» Exercise
Scan the data below and pick out the lines containing the word "Epidemiological".

» Data in this exercise
'''

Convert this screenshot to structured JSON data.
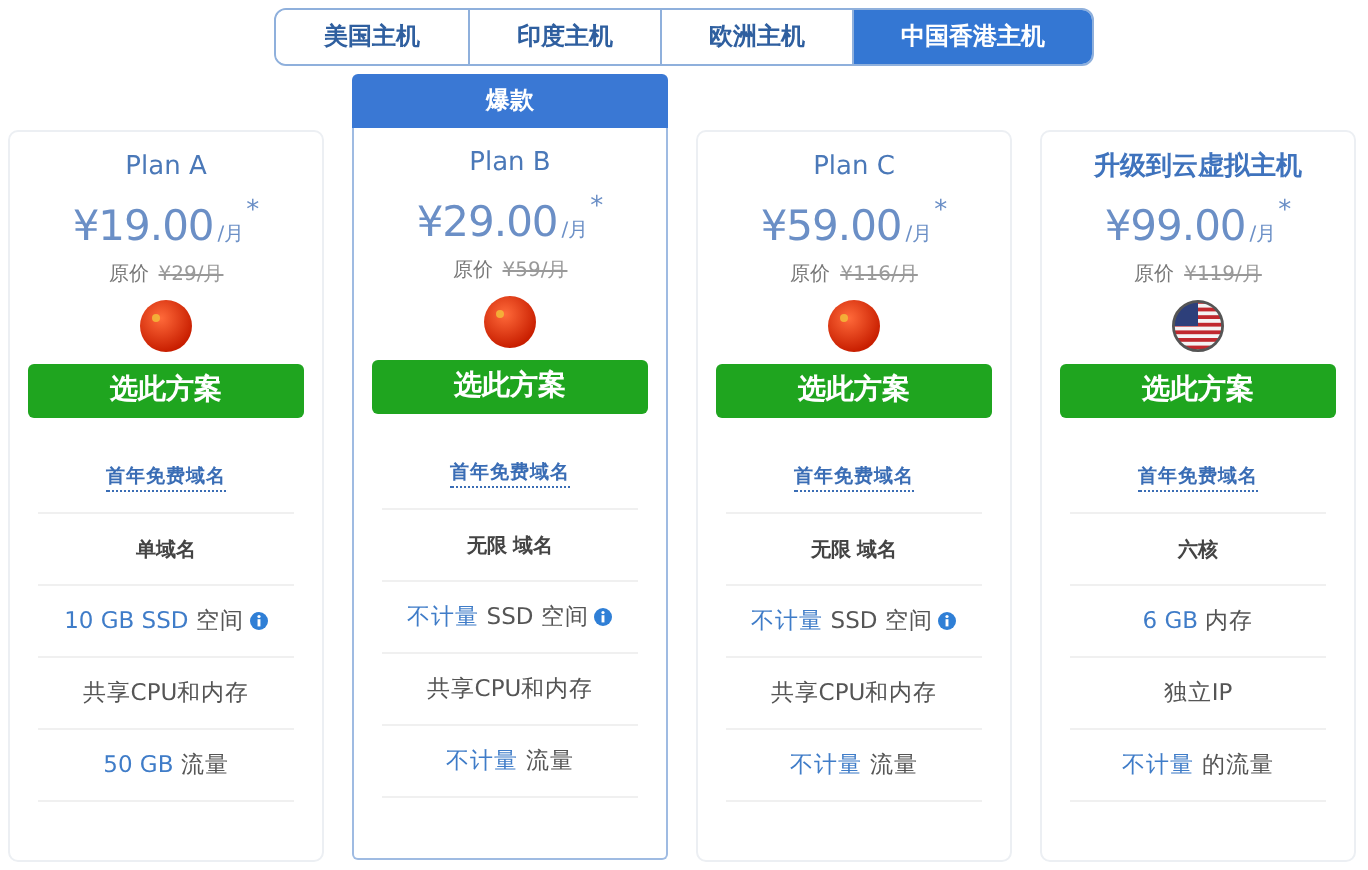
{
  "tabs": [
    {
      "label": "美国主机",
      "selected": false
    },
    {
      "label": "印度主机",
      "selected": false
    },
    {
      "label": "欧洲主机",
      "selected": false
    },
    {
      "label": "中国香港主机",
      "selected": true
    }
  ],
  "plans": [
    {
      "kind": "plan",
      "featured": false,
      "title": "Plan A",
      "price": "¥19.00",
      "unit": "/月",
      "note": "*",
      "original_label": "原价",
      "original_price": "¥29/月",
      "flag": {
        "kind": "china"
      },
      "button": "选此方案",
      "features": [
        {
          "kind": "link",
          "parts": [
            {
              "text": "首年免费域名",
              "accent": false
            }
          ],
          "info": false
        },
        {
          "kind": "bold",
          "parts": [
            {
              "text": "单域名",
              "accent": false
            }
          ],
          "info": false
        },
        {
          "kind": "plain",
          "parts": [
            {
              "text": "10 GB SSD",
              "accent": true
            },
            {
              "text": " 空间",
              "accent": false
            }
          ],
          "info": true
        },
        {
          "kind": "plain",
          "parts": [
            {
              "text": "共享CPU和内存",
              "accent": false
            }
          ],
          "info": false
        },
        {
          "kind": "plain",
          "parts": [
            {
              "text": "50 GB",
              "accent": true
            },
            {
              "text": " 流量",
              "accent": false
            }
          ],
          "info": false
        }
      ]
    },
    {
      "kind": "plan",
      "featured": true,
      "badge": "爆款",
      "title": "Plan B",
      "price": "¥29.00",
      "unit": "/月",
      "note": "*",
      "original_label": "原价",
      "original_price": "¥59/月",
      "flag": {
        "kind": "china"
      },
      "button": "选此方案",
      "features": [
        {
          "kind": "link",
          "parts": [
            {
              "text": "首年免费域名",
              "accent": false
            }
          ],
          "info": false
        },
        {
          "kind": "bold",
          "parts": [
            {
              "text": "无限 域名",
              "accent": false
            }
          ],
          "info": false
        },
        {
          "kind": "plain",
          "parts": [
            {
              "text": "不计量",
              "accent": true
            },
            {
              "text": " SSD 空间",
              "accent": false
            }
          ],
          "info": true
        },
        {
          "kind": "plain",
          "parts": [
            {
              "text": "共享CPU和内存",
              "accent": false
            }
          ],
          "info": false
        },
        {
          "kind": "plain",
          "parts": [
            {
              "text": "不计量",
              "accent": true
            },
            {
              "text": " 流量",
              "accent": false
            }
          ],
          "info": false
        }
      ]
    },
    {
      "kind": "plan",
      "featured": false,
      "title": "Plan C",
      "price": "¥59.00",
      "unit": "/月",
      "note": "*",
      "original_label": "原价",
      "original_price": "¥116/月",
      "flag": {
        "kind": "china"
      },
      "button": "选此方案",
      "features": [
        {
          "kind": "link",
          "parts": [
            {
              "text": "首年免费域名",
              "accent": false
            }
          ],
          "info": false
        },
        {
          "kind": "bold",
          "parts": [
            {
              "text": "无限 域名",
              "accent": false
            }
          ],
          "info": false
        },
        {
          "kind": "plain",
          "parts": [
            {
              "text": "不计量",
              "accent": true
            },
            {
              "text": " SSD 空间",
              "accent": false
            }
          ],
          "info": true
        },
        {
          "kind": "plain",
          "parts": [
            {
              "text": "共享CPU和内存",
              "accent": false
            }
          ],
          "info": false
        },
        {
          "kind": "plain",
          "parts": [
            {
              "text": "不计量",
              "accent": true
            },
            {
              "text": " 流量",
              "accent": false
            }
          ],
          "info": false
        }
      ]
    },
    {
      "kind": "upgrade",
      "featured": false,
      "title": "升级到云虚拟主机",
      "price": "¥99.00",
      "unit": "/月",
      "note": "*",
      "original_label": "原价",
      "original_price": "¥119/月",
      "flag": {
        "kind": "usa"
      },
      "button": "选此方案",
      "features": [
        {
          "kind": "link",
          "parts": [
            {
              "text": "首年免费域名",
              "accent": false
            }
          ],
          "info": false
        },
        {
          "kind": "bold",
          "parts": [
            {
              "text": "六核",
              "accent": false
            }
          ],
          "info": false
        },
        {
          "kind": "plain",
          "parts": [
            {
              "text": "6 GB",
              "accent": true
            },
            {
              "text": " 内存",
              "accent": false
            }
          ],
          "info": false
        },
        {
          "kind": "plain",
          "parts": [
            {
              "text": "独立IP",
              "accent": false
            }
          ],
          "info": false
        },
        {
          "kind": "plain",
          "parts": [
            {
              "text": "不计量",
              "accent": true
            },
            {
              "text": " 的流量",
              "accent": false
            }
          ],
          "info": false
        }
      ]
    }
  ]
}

'''
'''

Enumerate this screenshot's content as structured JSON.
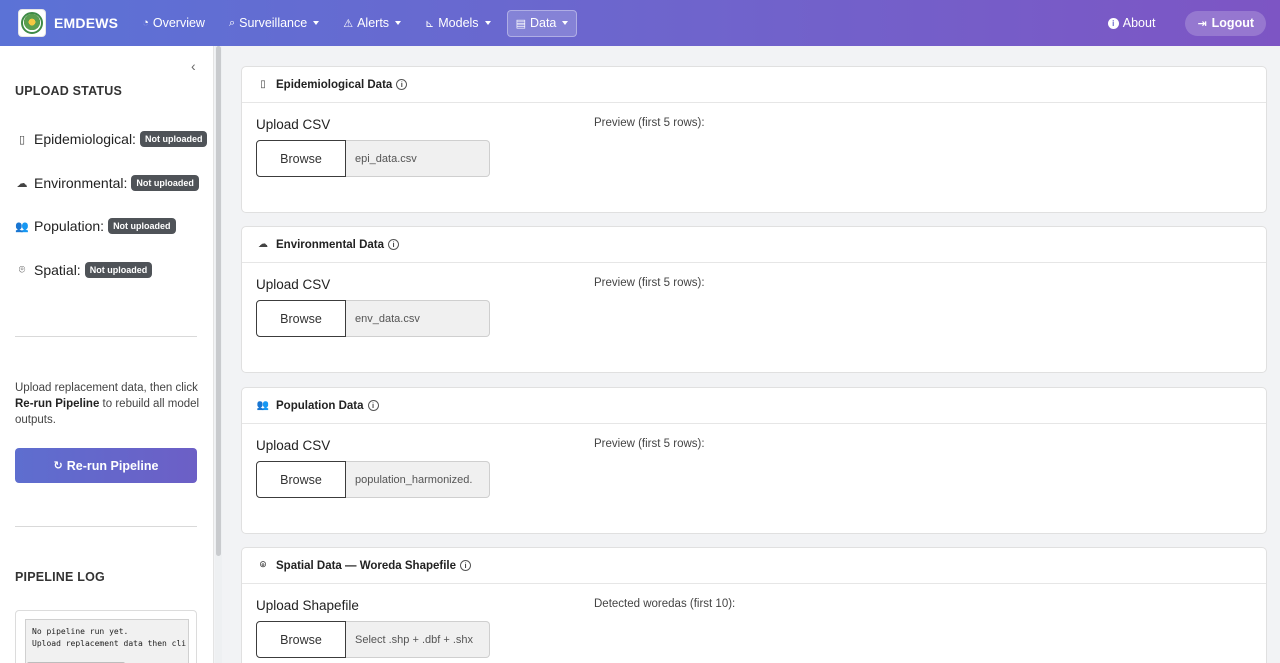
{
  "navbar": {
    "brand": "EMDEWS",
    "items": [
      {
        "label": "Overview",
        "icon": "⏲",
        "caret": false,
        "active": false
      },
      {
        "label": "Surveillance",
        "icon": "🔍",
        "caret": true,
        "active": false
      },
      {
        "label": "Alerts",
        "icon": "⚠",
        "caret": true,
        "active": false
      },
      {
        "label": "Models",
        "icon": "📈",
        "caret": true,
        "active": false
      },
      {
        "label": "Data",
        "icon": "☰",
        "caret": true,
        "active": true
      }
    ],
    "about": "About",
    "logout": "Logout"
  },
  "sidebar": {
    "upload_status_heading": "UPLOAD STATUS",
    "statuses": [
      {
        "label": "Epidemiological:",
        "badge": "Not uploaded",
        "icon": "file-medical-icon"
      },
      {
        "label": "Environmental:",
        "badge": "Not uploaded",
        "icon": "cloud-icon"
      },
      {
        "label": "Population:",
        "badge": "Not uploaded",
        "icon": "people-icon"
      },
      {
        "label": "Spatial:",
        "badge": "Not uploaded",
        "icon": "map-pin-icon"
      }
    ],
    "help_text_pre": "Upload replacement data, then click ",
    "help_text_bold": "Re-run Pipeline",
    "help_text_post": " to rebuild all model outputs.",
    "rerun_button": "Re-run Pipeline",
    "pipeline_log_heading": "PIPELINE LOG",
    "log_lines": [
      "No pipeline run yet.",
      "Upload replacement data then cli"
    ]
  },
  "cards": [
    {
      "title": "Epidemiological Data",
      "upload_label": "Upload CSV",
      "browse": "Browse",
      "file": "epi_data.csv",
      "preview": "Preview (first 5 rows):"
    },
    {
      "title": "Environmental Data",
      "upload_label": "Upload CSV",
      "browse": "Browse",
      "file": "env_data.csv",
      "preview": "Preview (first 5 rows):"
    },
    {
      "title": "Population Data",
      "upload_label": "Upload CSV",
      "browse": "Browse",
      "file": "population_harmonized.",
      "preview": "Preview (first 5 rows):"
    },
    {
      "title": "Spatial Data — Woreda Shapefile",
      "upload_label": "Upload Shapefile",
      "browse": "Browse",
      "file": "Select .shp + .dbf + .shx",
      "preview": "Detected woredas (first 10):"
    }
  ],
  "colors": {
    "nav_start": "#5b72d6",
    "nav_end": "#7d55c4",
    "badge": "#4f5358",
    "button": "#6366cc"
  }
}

'''

» Problem solution
        "label": "Epidemiological:",
      "title": "Epidemiological Data",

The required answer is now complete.